_TEXTE À LIRE:_
= = = = = = =

Marc-Aurèle avait exclu cette stupeur thomiste :

" Quand on voit ce qui est maintenant, on a tout vu, et ce qui s'est passé depuis l'éternité, et ce qui se passera jusqu'à l'infini ; car tout est pareil en gros et en détail." (Pensées, VI, 37, La Pléiade, p. 1185)

On pourrait donner raison à Marc-Aurèle en se disant que les objets techniques ont beau changer avec le progrès des sciences, reste la nature humaine. Ainsi l' éthique demeurerait la partie incorruptible d'une philosophie réussie, la stupeur de Thomas prenant fin au moment où il verrait sortir du tram extraordinaire les hommes de toujours.

= = = = = = =

_DONNÉES DE L'EXERCICE:_
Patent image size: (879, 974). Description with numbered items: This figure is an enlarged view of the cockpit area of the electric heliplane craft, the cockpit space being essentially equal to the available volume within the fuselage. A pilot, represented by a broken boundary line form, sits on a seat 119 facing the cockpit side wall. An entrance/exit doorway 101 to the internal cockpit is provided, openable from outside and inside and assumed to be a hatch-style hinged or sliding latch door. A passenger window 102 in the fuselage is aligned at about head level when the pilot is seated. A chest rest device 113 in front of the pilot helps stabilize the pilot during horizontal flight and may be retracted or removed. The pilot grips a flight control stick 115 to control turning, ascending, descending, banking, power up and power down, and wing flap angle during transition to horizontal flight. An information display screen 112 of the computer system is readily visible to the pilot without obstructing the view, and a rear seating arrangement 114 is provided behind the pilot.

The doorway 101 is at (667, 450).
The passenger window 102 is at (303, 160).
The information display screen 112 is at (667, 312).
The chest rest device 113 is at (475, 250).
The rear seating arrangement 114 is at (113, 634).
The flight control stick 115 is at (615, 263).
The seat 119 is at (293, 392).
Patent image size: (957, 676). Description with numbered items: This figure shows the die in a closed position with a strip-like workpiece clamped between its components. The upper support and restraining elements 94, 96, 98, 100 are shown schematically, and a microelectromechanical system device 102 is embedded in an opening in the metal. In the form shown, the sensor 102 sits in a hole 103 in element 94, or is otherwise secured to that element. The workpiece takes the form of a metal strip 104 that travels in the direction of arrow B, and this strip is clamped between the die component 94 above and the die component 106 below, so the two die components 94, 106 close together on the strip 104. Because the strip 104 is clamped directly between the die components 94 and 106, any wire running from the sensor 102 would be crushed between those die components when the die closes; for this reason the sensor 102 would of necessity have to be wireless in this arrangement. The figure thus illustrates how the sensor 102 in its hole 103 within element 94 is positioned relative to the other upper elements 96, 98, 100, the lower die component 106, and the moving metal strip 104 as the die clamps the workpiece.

= = = = = = =

_CONSIGNES:_
[1] Recopiez mot pour mot le passage du texte sur Marc-Aurèle qui commence par "Marc-Aurèle avait exclu" et se poursuit jusqu'à "Pléiade, p. 1185)".
[2] Réécrivez les entrées en partant de leur début et en allant jusqu'à la ligne contenant "The seat 119 is at (293, 392)." incluse, en remplaçant "cockpit" par "cabin" sans rien modifier d'autre, et ne donnez que ces lignes.
Le texte et les entrées forment deux documents indépendants l'un de l'autre.

_CORRIGÉS:_
[1]
Marc-Aurèle avait exclu cette stupeur thomiste :

" Quand on voit ce qui est maintenant, on a tout vu, et ce qui s'est passé depuis l'éternité, et ce qui se passera jusqu'à l'infini ; car tout est pareil en gros et en détail." (Pensées, VI, 37, La Pléiade, p. 1185)

[2]
Patent image size: (879, 974). Description with numbered items: This figure is an enlarged view of the cabin area of the electric heliplane craft, the cabin space being essentially equal to the available volume within the fuselage. A pilot, represented by a broken boundary line form, sits on a seat 119 facing the cabin side wall. An entrance/exit doorway 101 to the internal cabin is provided, openable from outside and inside and assumed to be a hatch-style hinged or sliding latch door. A passenger window 102 in the fuselage is aligned at about head level when the pilot is seated. A chest rest device 113 in front of the pilot helps stabilize the pilot during horizontal flight and may be retracted or removed. The pilot grips a flight control stick 115 to control turning, ascending, descending, banking, power up and power down, and wing flap angle during transition to horizontal flight. An information display screen 112 of the computer system is readily visible to the pilot without obstructing the view, and a rear seating arrangement 114 is provided behind the pilot.

The doorway 101 is at (667, 450).
The passenger window 102 is at (303, 160).
The information display screen 112 is at (667, 312).
The chest rest device 113 is at (475, 250).
The rear seating arrangement 114 is at (113, 634).
The flight control stick 115 is at (615, 263).
The seat 119 is at (293, 392).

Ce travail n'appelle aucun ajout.